DATA PROVIDED:
▬▬▬
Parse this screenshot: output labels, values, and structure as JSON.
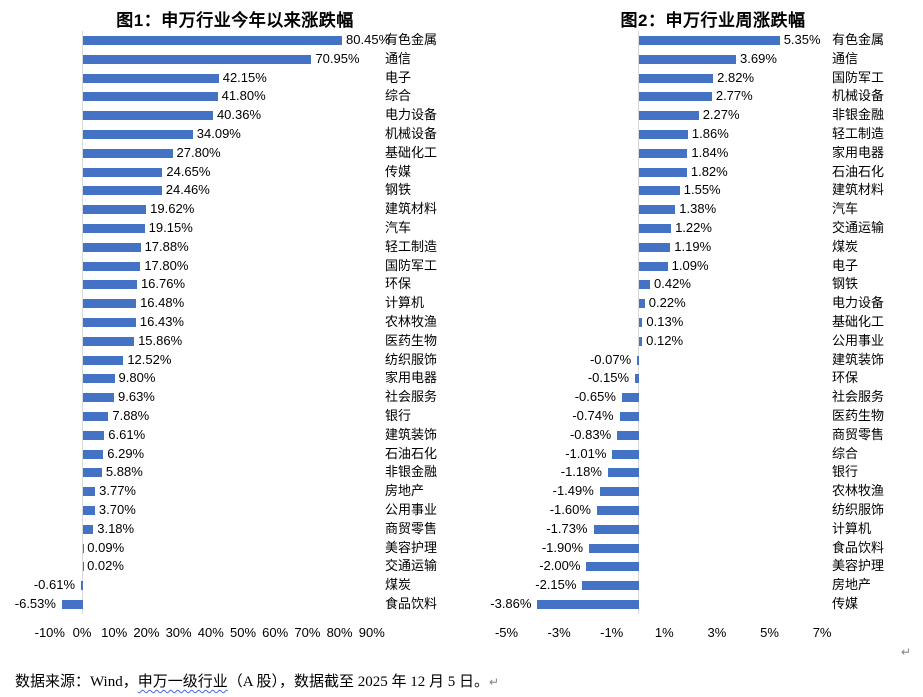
{
  "page": {
    "background": "#ffffff",
    "source_note": {
      "prefix": "数据来源：Wind，",
      "underlined_term": "申万一级行业",
      "suffix": "（A 股），数据截至 2025 年 12 月 5 日。",
      "paragraph_mark": "↵"
    },
    "chart_area_paragraph_mark": "↵"
  },
  "colors": {
    "bar": "#4472C4",
    "axis_line": "#D9D9D9",
    "text": "#000000",
    "underline_squiggle": "#4169E1",
    "paragraph_mark": "#808080"
  },
  "chart_data": [
    {
      "type": "bar",
      "orientation": "horizontal",
      "title": "图1：申万行业今年以来涨跌幅",
      "categories": [
        "有色金属",
        "通信",
        "电子",
        "综合",
        "电力设备",
        "机械设备",
        "基础化工",
        "传媒",
        "钢铁",
        "建筑材料",
        "汽车",
        "轻工制造",
        "国防军工",
        "环保",
        "计算机",
        "农林牧渔",
        "医药生物",
        "纺织服饰",
        "家用电器",
        "社会服务",
        "银行",
        "建筑装饰",
        "石油石化",
        "非银金融",
        "房地产",
        "公用事业",
        "商贸零售",
        "美容护理",
        "交通运输",
        "煤炭",
        "食品饮料"
      ],
      "values": [
        80.45,
        70.95,
        42.15,
        41.8,
        40.36,
        34.09,
        27.8,
        24.65,
        24.46,
        19.62,
        19.15,
        17.88,
        17.8,
        16.76,
        16.48,
        16.43,
        15.86,
        12.52,
        9.8,
        9.63,
        7.88,
        6.61,
        6.29,
        5.88,
        3.77,
        3.7,
        3.18,
        0.09,
        0.02,
        -0.61,
        -6.53
      ],
      "value_labels": [
        "80.45%",
        "70.95%",
        "42.15%",
        "41.80%",
        "40.36%",
        "34.09%",
        "27.80%",
        "24.65%",
        "24.46%",
        "19.62%",
        "19.15%",
        "17.88%",
        "17.80%",
        "16.76%",
        "16.48%",
        "16.43%",
        "15.86%",
        "12.52%",
        "9.80%",
        "9.63%",
        "7.88%",
        "6.61%",
        "6.29%",
        "5.88%",
        "3.77%",
        "3.70%",
        "3.18%",
        "0.09%",
        "0.02%",
        "-0.61%",
        "-6.53%"
      ],
      "xlim": [
        -10,
        90
      ],
      "xtick_values": [
        -10,
        0,
        10,
        20,
        30,
        40,
        50,
        60,
        70,
        80,
        90
      ],
      "xtick_labels": [
        "-10%",
        "0%",
        "10%",
        "20%",
        "30%",
        "40%",
        "50%",
        "60%",
        "70%",
        "80%",
        "90%"
      ],
      "bar_color": "#4472C4",
      "value_label_position": "outside-end",
      "category_label_position": "right-of-plot",
      "grid": false,
      "legend": "none"
    },
    {
      "type": "bar",
      "orientation": "horizontal",
      "title": "图2：申万行业周涨跌幅",
      "categories": [
        "有色金属",
        "通信",
        "国防军工",
        "机械设备",
        "非银金融",
        "轻工制造",
        "家用电器",
        "石油石化",
        "建筑材料",
        "汽车",
        "交通运输",
        "煤炭",
        "电子",
        "钢铁",
        "电力设备",
        "基础化工",
        "公用事业",
        "建筑装饰",
        "环保",
        "社会服务",
        "医药生物",
        "商贸零售",
        "综合",
        "银行",
        "农林牧渔",
        "纺织服饰",
        "计算机",
        "食品饮料",
        "美容护理",
        "房地产",
        "传媒"
      ],
      "values": [
        5.35,
        3.69,
        2.82,
        2.77,
        2.27,
        1.86,
        1.84,
        1.82,
        1.55,
        1.38,
        1.22,
        1.19,
        1.09,
        0.42,
        0.22,
        0.13,
        0.12,
        -0.07,
        -0.15,
        -0.65,
        -0.74,
        -0.83,
        -1.01,
        -1.18,
        -1.49,
        -1.6,
        -1.73,
        -1.9,
        -2.0,
        -2.15,
        -3.86
      ],
      "value_labels": [
        "5.35%",
        "3.69%",
        "2.82%",
        "2.77%",
        "2.27%",
        "1.86%",
        "1.84%",
        "1.82%",
        "1.55%",
        "1.38%",
        "1.22%",
        "1.19%",
        "1.09%",
        "0.42%",
        "0.22%",
        "0.13%",
        "0.12%",
        "-0.07%",
        "-0.15%",
        "-0.65%",
        "-0.74%",
        "-0.83%",
        "-1.01%",
        "-1.18%",
        "-1.49%",
        "-1.60%",
        "-1.73%",
        "-1.90%",
        "-2.00%",
        "-2.15%",
        "-3.86%"
      ],
      "xlim": [
        -5,
        7
      ],
      "xtick_values": [
        -5,
        -3,
        -1,
        1,
        3,
        5,
        7
      ],
      "xtick_labels": [
        "-5%",
        "-3%",
        "-1%",
        "1%",
        "3%",
        "5%",
        "7%"
      ],
      "bar_color": "#4472C4",
      "value_label_position": "outside-end",
      "category_label_position": "right-of-plot",
      "grid": false,
      "legend": "none"
    }
  ]
}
▬▬▬
PROBLEM TO WORK ON:
Restate the entire listing word for word, excluding pictures.

EXERCISE OUTPUT:
Parse this screenshot: output labels, values, and structure as JSON.
{
  "page": {
    "background": "#ffffff",
    "source_note": {
      "prefix": "数据来源：Wind，",
      "underlined_term": "申万一级行业",
      "suffix": "（A 股），数据截至 2025 年 12 月 5 日。",
      "paragraph_mark": "↵"
    },
    "chart_area_paragraph_mark": "↵"
  },
  "colors": {
    "bar": "#4472C4",
    "axis_line": "#D9D9D9",
    "text": "#000000",
    "underline_squiggle": "#4169E1",
    "paragraph_mark": "#808080"
  },
  "chart_data": [
    {
      "type": "bar",
      "orientation": "horizontal",
      "title": "图1：申万行业今年以来涨跌幅",
      "categories": [
        "有色金属",
        "通信",
        "电子",
        "综合",
        "电力设备",
        "机械设备",
        "基础化工",
        "传媒",
        "钢铁",
        "建筑材料",
        "汽车",
        "轻工制造",
        "国防军工",
        "环保",
        "计算机",
        "农林牧渔",
        "医药生物",
        "纺织服饰",
        "家用电器",
        "社会服务",
        "银行",
        "建筑装饰",
        "石油石化",
        "非银金融",
        "房地产",
        "公用事业",
        "商贸零售",
        "美容护理",
        "交通运输",
        "煤炭",
        "食品饮料"
      ],
      "values": [
        80.45,
        70.95,
        42.15,
        41.8,
        40.36,
        34.09,
        27.8,
        24.65,
        24.46,
        19.62,
        19.15,
        17.88,
        17.8,
        16.76,
        16.48,
        16.43,
        15.86,
        12.52,
        9.8,
        9.63,
        7.88,
        6.61,
        6.29,
        5.88,
        3.77,
        3.7,
        3.18,
        0.09,
        0.02,
        -0.61,
        -6.53
      ],
      "value_labels": [
        "80.45%",
        "70.95%",
        "42.15%",
        "41.80%",
        "40.36%",
        "34.09%",
        "27.80%",
        "24.65%",
        "24.46%",
        "19.62%",
        "19.15%",
        "17.88%",
        "17.80%",
        "16.76%",
        "16.48%",
        "16.43%",
        "15.86%",
        "12.52%",
        "9.80%",
        "9.63%",
        "7.88%",
        "6.61%",
        "6.29%",
        "5.88%",
        "3.77%",
        "3.70%",
        "3.18%",
        "0.09%",
        "0.02%",
        "-0.61%",
        "-6.53%"
      ],
      "xlim": [
        -10,
        90
      ],
      "xtick_values": [
        -10,
        0,
        10,
        20,
        30,
        40,
        50,
        60,
        70,
        80,
        90
      ],
      "xtick_labels": [
        "-10%",
        "0%",
        "10%",
        "20%",
        "30%",
        "40%",
        "50%",
        "60%",
        "70%",
        "80%",
        "90%"
      ],
      "bar_color": "#4472C4",
      "value_label_position": "outside-end",
      "category_label_position": "right-of-plot",
      "grid": false,
      "legend": "none"
    },
    {
      "type": "bar",
      "orientation": "horizontal",
      "title": "图2：申万行业周涨跌幅",
      "categories": [
        "有色金属",
        "通信",
        "国防军工",
        "机械设备",
        "非银金融",
        "轻工制造",
        "家用电器",
        "石油石化",
        "建筑材料",
        "汽车",
        "交通运输",
        "煤炭",
        "电子",
        "钢铁",
        "电力设备",
        "基础化工",
        "公用事业",
        "建筑装饰",
        "环保",
        "社会服务",
        "医药生物",
        "商贸零售",
        "综合",
        "银行",
        "农林牧渔",
        "纺织服饰",
        "计算机",
        "食品饮料",
        "美容护理",
        "房地产",
        "传媒"
      ],
      "values": [
        5.35,
        3.69,
        2.82,
        2.77,
        2.27,
        1.86,
        1.84,
        1.82,
        1.55,
        1.38,
        1.22,
        1.19,
        1.09,
        0.42,
        0.22,
        0.13,
        0.12,
        -0.07,
        -0.15,
        -0.65,
        -0.74,
        -0.83,
        -1.01,
        -1.18,
        -1.49,
        -1.6,
        -1.73,
        -1.9,
        -2.0,
        -2.15,
        -3.86
      ],
      "value_labels": [
        "5.35%",
        "3.69%",
        "2.82%",
        "2.77%",
        "2.27%",
        "1.86%",
        "1.84%",
        "1.82%",
        "1.55%",
        "1.38%",
        "1.22%",
        "1.19%",
        "1.09%",
        "0.42%",
        "0.22%",
        "0.13%",
        "0.12%",
        "-0.07%",
        "-0.15%",
        "-0.65%",
        "-0.74%",
        "-0.83%",
        "-1.01%",
        "-1.18%",
        "-1.49%",
        "-1.60%",
        "-1.73%",
        "-1.90%",
        "-2.00%",
        "-2.15%",
        "-3.86%"
      ],
      "xlim": [
        -5,
        7
      ],
      "xtick_values": [
        -5,
        -3,
        -1,
        1,
        3,
        5,
        7
      ],
      "xtick_labels": [
        "-5%",
        "-3%",
        "-1%",
        "1%",
        "3%",
        "5%",
        "7%"
      ],
      "bar_color": "#4472C4",
      "value_label_position": "outside-end",
      "category_label_position": "right-of-plot",
      "grid": false,
      "legend": "none"
    }
  ]
}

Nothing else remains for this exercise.